Write out the data below exactly as given, without any of its pictures.

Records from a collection
◇ ◇ ◇

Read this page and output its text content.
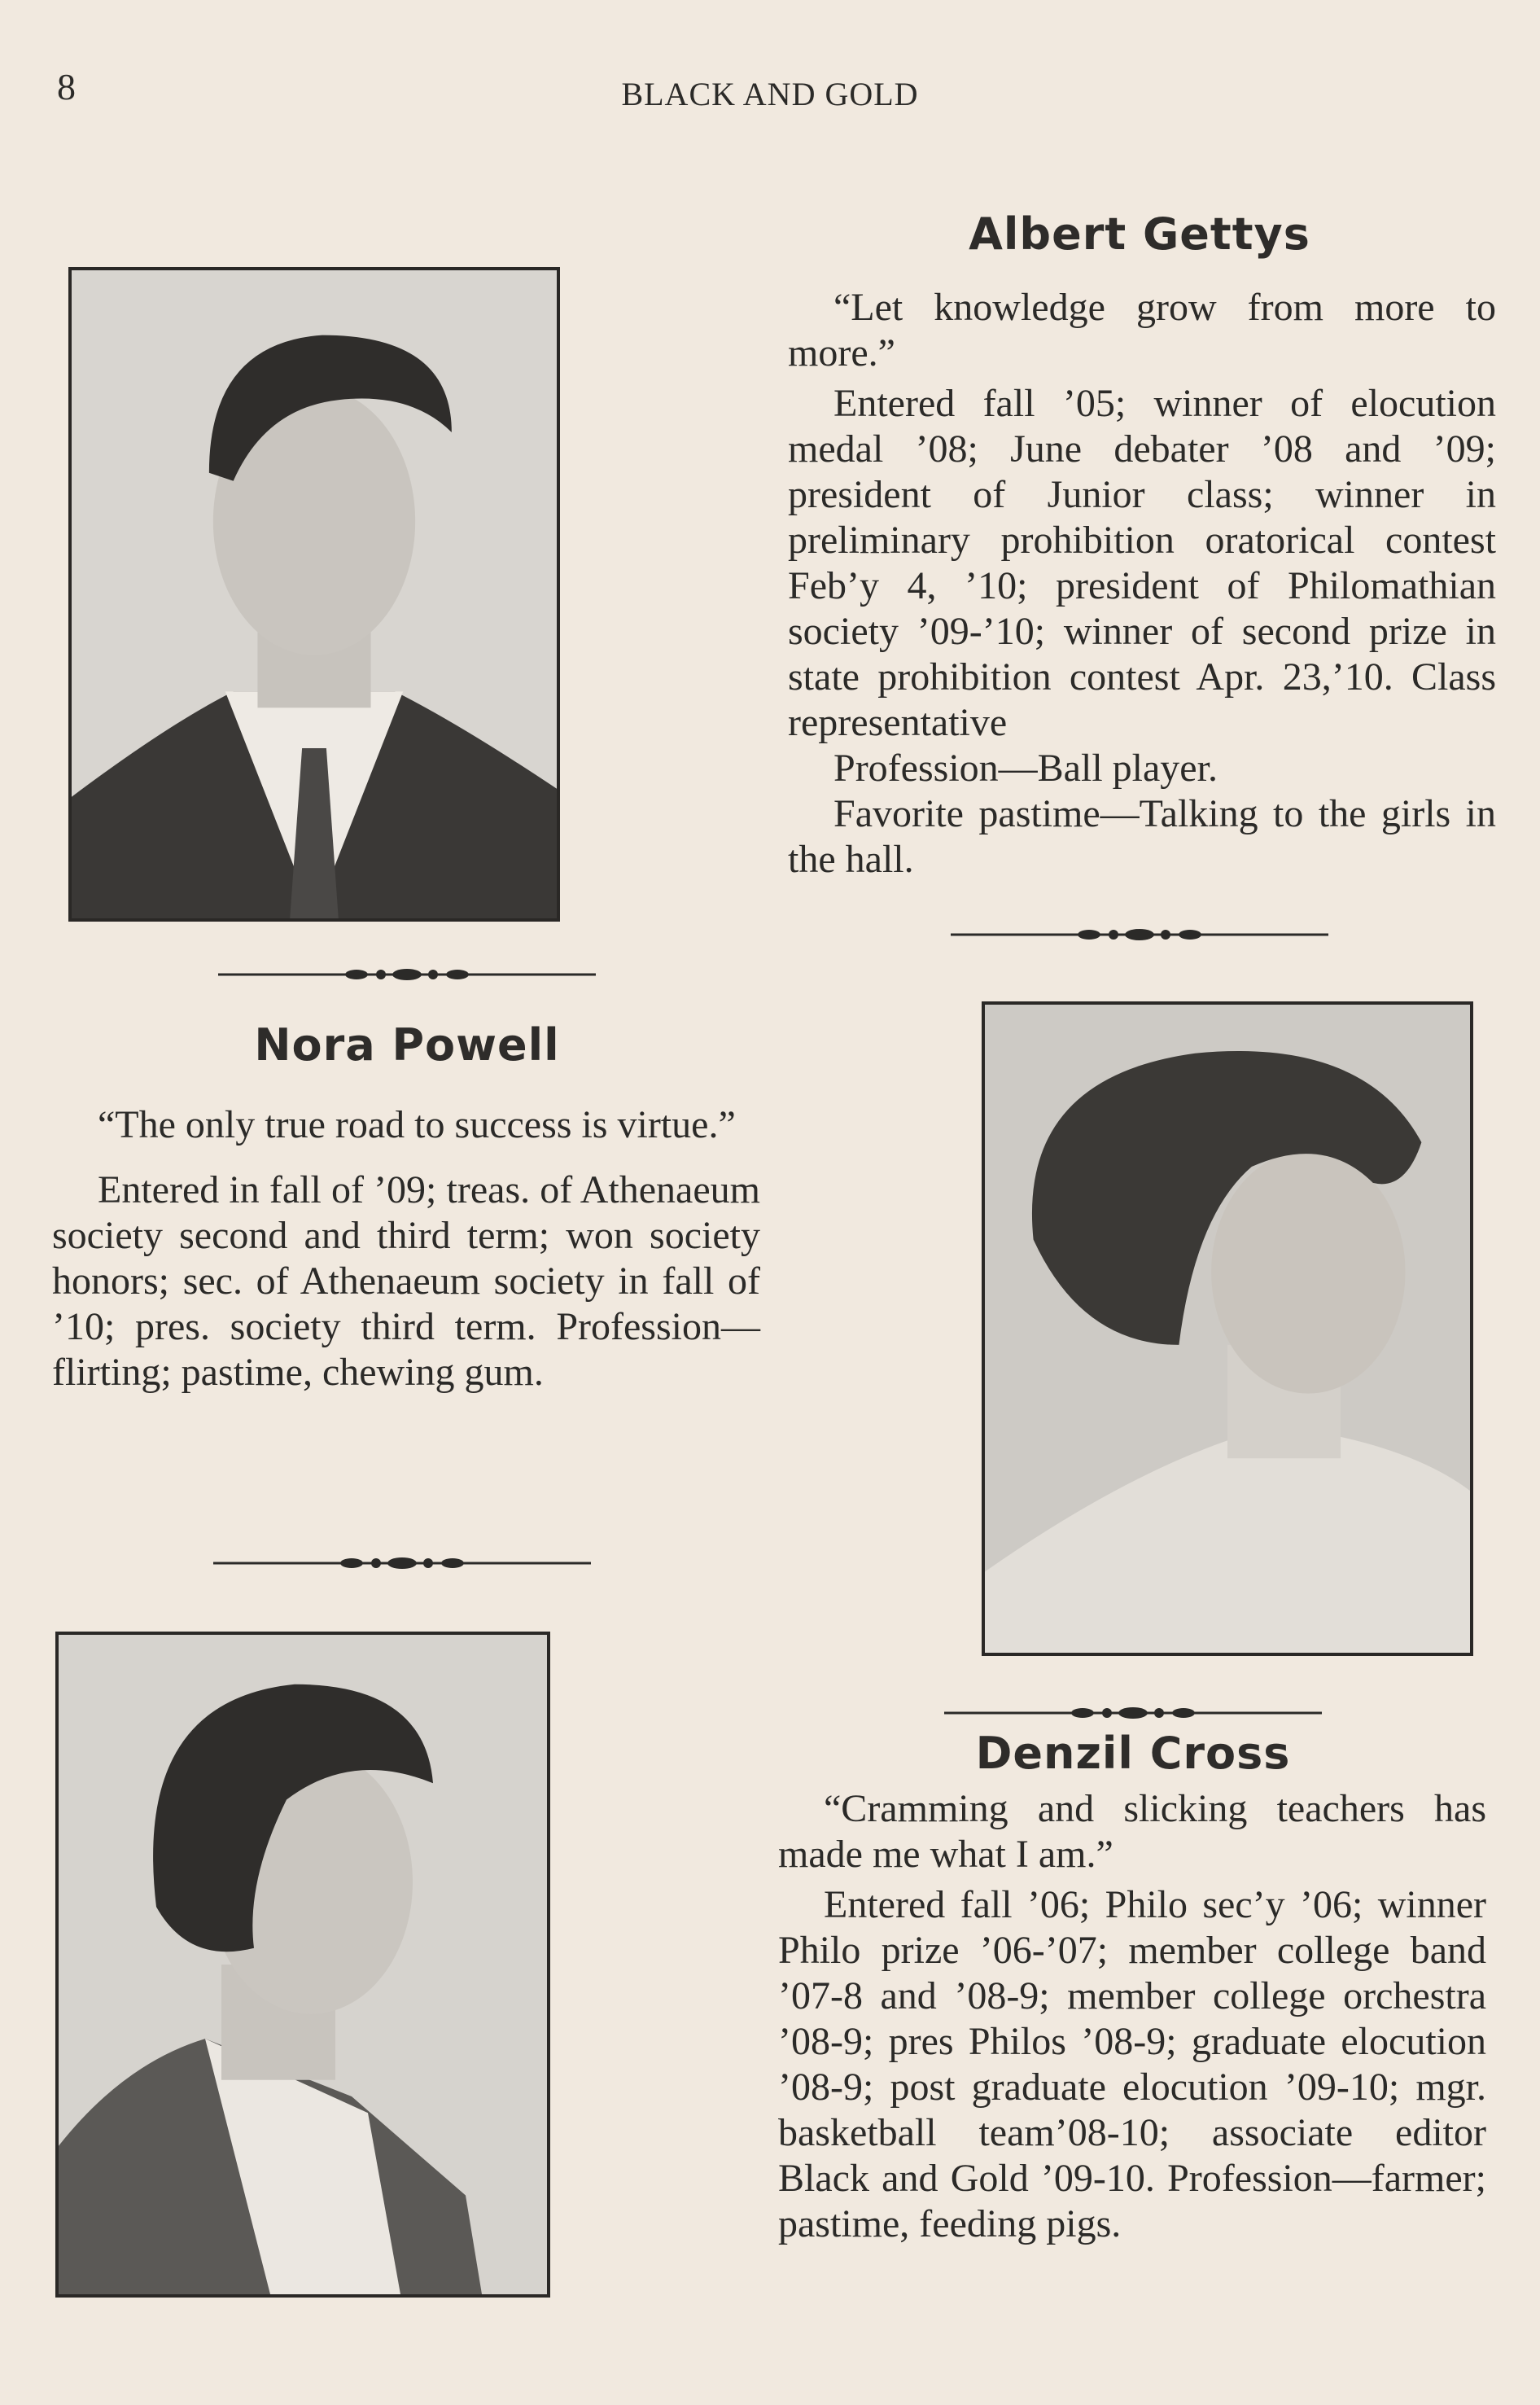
8	BLACK AND GOLD
Albert Gettys

“Let knowledge grow from more to more.”

Entered fall ’05; winner of elocution medal ’08; June debater ’08 and ’09; president of Junior class; winner in preliminary prohibition oratorical contest Feb’y 4, ’10; president of Philomathian society ’09-’10; winner of second prize in state prohibition contest Apr. 23,’10. Class representative

Profession—Ball player.

Favorite pastime—Talking to the girls in the hall.

Nora Powell

“The only true road to success is virtue.”

Entered in fall of ’09; treas. of Athenaeum society second and third term; won society honors; sec. of Athenaeum society in fall of ’10; pres. society third term. Profession—flirting; pastime, chewing gum.

Denzil Cross

“Cramming and slicking teachers has made me what I am.”

Entered fall ’06; Philo sec’y ’06; winner Philo prize ’06-’07; member college band ’07-8 and ’08-9; member college orchestra ’08-9; pres Philos ’08-9; graduate elocution ’08-9; post graduate elocution ’09-10; mgr. basketball team’08-10; associate editor Black and Gold ’09-10. Profession—farmer; pastime, feeding pigs.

◇ ◇ ◇

TASK RESPONSE:
Read this page and output its text content.
8	BLACK AND GOLD
Albert Gettys

“Let knowledge grow from more to more.”

Entered fall ’05; winner of elocution medal ’08; June debater ’08 and ’09; president of Junior class; winner in preliminary prohibition oratorical contest Feb’y 4, ’10; president of Philomathian society ’09-’10; winner of second prize in state prohibition contest Apr. 23,’10. Class representative

Profession—Ball player.

Favorite pastime—Talking to the girls in the hall.

Nora Powell

“The only true road to success is virtue.”

Entered in fall of ’09; treas. of Athenaeum society second and third term; won society honors; sec. of Athenaeum society in fall of ’10; pres. society third term. Profession—flirting; pastime, chewing gum.

Denzil Cross

“Cramming and slicking teachers has made me what I am.”

Entered fall ’06; Philo sec’y ’06; winner Philo prize ’06-’07; member college band ’07-8 and ’08-9; member college orchestra ’08-9; pres Philos ’08-9; graduate elocution ’08-9; post graduate elocution ’09-10; mgr. basketball team’08-10; associate editor Black and Gold ’09-10. Profession—farmer; pastime, feeding pigs.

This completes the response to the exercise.